== Written problem ==
Every line with the word "this" in it should be extracted from the data that follows.

══════

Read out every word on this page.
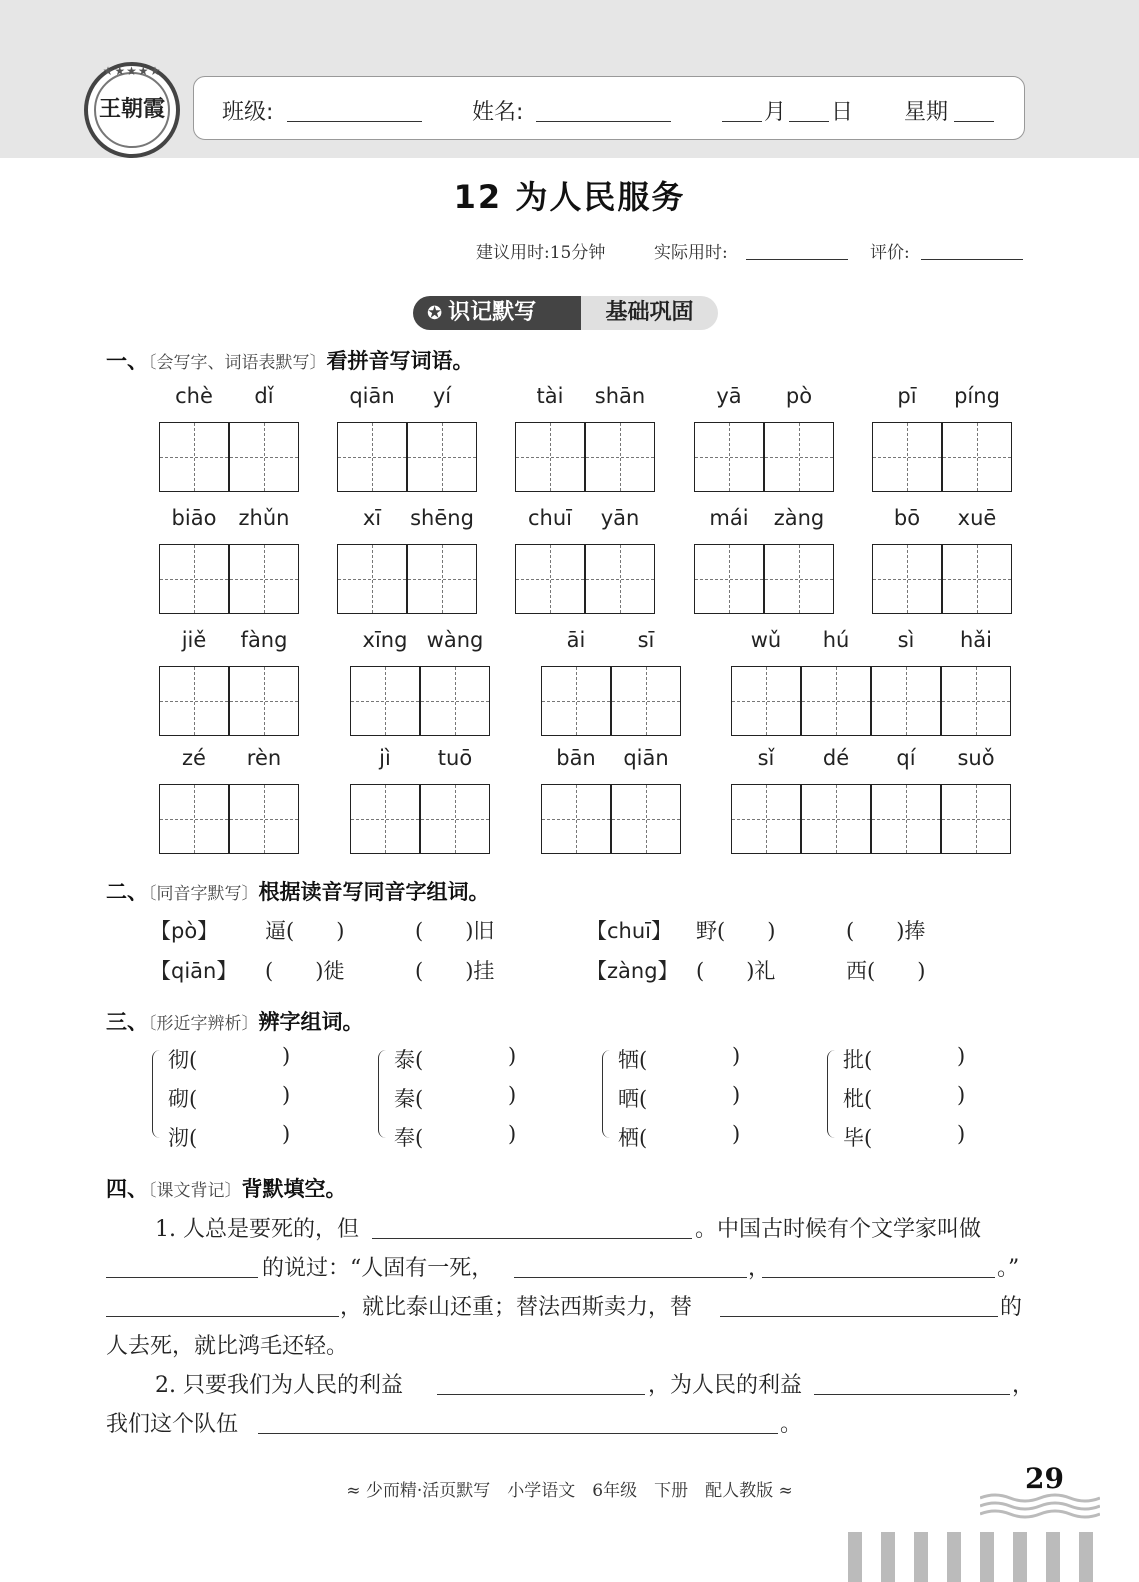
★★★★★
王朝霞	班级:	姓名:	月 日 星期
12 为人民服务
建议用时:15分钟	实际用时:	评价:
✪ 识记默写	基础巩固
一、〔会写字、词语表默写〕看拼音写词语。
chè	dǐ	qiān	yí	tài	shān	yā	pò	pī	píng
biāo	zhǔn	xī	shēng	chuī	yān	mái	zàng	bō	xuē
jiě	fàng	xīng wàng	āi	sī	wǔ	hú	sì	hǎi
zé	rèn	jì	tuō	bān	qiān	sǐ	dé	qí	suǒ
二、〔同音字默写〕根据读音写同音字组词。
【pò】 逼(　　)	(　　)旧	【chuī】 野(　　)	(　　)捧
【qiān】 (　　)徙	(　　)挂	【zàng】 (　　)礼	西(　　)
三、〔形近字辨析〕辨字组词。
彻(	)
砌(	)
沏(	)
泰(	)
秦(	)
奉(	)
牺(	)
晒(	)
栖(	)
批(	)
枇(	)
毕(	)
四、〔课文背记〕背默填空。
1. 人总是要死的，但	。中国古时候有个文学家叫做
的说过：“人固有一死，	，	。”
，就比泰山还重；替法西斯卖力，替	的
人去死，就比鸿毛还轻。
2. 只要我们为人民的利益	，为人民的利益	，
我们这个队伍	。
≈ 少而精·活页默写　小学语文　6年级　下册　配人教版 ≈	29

══════

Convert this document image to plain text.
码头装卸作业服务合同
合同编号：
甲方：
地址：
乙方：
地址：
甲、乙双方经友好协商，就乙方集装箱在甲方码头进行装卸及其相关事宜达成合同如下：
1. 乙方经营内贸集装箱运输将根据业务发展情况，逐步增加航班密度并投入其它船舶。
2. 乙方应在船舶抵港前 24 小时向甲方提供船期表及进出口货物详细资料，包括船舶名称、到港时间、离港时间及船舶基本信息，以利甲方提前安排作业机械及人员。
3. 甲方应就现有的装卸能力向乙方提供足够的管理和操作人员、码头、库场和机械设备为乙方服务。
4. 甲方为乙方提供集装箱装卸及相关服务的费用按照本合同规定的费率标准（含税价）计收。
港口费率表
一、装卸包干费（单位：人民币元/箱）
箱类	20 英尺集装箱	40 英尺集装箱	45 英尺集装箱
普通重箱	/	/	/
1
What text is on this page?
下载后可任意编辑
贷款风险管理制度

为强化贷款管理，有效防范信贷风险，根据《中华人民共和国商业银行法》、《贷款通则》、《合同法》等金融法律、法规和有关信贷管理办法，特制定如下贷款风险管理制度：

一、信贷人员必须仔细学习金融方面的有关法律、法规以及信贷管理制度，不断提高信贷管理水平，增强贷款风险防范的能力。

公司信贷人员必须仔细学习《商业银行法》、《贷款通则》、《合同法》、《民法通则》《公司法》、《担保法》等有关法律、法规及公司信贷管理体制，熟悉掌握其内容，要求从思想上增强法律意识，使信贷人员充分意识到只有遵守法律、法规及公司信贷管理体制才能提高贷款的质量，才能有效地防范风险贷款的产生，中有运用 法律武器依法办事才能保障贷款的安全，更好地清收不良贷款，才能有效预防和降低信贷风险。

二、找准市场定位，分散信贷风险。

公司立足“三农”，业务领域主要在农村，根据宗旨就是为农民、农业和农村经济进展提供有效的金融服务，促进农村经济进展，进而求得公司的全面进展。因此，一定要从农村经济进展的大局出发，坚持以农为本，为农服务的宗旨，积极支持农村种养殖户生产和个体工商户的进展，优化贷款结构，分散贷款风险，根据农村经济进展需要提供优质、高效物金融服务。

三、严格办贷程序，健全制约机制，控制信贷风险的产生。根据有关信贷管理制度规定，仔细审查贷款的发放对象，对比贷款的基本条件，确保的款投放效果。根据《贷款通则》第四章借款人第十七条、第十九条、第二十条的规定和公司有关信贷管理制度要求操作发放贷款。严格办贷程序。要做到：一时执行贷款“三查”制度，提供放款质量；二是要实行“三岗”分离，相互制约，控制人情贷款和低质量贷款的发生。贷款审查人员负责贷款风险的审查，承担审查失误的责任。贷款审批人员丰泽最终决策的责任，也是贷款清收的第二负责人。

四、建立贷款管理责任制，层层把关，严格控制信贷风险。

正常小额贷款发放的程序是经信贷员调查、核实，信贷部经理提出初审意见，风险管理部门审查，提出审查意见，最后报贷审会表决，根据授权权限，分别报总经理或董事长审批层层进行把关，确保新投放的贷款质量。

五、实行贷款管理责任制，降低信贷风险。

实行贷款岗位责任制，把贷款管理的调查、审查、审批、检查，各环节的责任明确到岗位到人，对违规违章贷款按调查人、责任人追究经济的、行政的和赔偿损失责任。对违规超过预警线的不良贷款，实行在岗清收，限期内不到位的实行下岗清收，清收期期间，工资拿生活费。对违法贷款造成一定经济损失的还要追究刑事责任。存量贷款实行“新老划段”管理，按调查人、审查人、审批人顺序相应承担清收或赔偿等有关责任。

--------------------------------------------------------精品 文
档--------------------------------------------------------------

══════

== Written answer ==
Read out every word on this page.
Convert this document image to plain text.
What text is on this page?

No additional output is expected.